» Problem description: Reproduce the material word for word; the images stay out.
# Start of Task data
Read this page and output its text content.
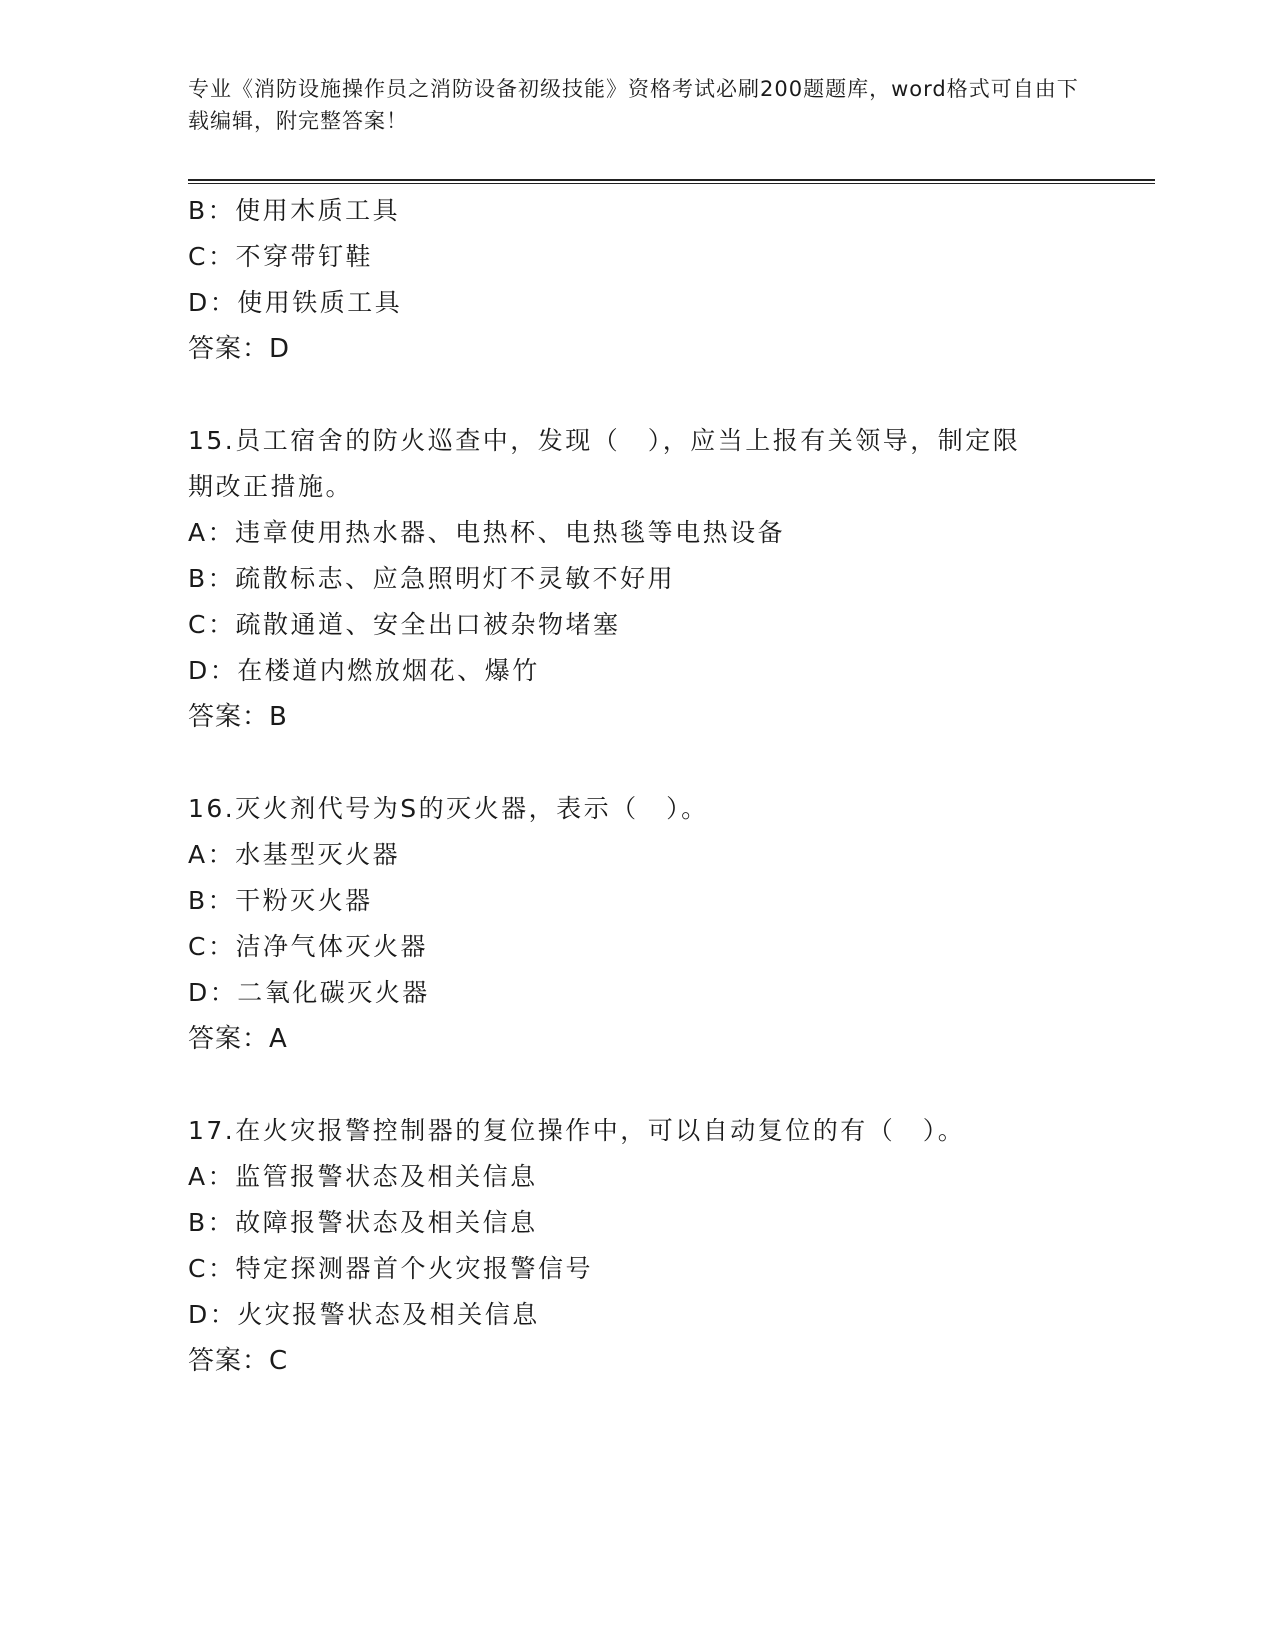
专业《消防设施操作员之消防设备初级技能》资格考试必刷200题题库，word格式可自由下载编辑，附完整答案！
B：使用木质工具
C：不穿带钉鞋
D：使用铁质工具
答案：D
15.员工宿舍的防火巡查中，发现（　），应当上报有关领导，制定限
期改正措施。
A：违章使用热水器、电热杯、电热毯等电热设备
B：疏散标志、应急照明灯不灵敏不好用
C：疏散通道、安全出口被杂物堵塞
D：在楼道内燃放烟花、爆竹
答案：B
16.灭火剂代号为S的灭火器，表示（　）。
A：水基型灭火器
B：干粉灭火器
C：洁净气体灭火器
D：二氧化碳灭火器
答案：A
17.在火灾报警控制器的复位操作中，可以自动复位的有（　）。
A：监管报警状态及相关信息
B：故障报警状态及相关信息
C：特定探测器首个火灾报警信号
D：火灾报警状态及相关信息
答案：C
# End of Task data
» Solution for this task:
Read this page and output its text content.
专业《消防设施操作员之消防设备初级技能》资格考试必刷200题题库，word格式可自由下载编辑，附完整答案！
B：使用木质工具
C：不穿带钉鞋
D：使用铁质工具
答案：D
15.员工宿舍的防火巡查中，发现（　），应当上报有关领导，制定限
期改正措施。
A：违章使用热水器、电热杯、电热毯等电热设备
B：疏散标志、应急照明灯不灵敏不好用
C：疏散通道、安全出口被杂物堵塞
D：在楼道内燃放烟花、爆竹
答案：B
16.灭火剂代号为S的灭火器，表示（　）。
A：水基型灭火器
B：干粉灭火器
C：洁净气体灭火器
D：二氧化碳灭火器
答案：A
17.在火灾报警控制器的复位操作中，可以自动复位的有（　）。
A：监管报警状态及相关信息
B：故障报警状态及相关信息
C：特定探测器首个火灾报警信号
D：火灾报警状态及相关信息
答案：C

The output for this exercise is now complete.